Extracts from a graphics dataset
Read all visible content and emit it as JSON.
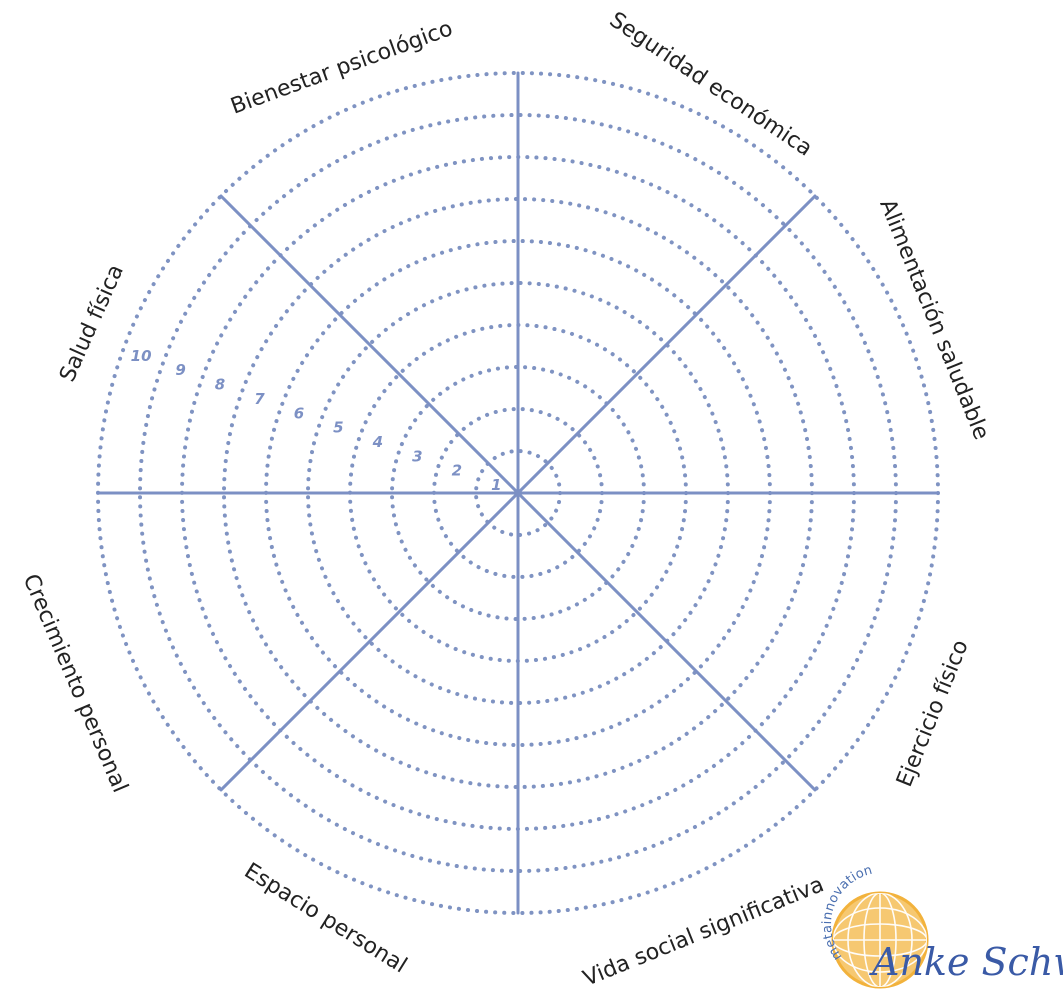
{
  "wheel": {
    "title": "",
    "scale": [
      "1",
      "2",
      "3",
      "4",
      "5",
      "6",
      "7",
      "8",
      "9",
      "10"
    ],
    "areas": [
      "Seguridad económica",
      "Alimentación saludable",
      "Ejercicio físico",
      "Vida social significativa",
      "Espacio personal",
      "Crecimiento personal",
      "Salud física",
      "Bienestar psicológico"
    ],
    "colors": {
      "lines": "#7c90c4",
      "labels": "#222222"
    }
  },
  "logo": {
    "brand": "metainnovation",
    "signature": "Anke Schwind",
    "colors": {
      "globe": "#f2b23c",
      "text": "#3a5aa6"
    }
  }
}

**PROMPT**
Take each line containing the string "personal" and copy it out.

**SOLVED EXERCISE**
      "Espacio personal",
      "Crecimiento personal",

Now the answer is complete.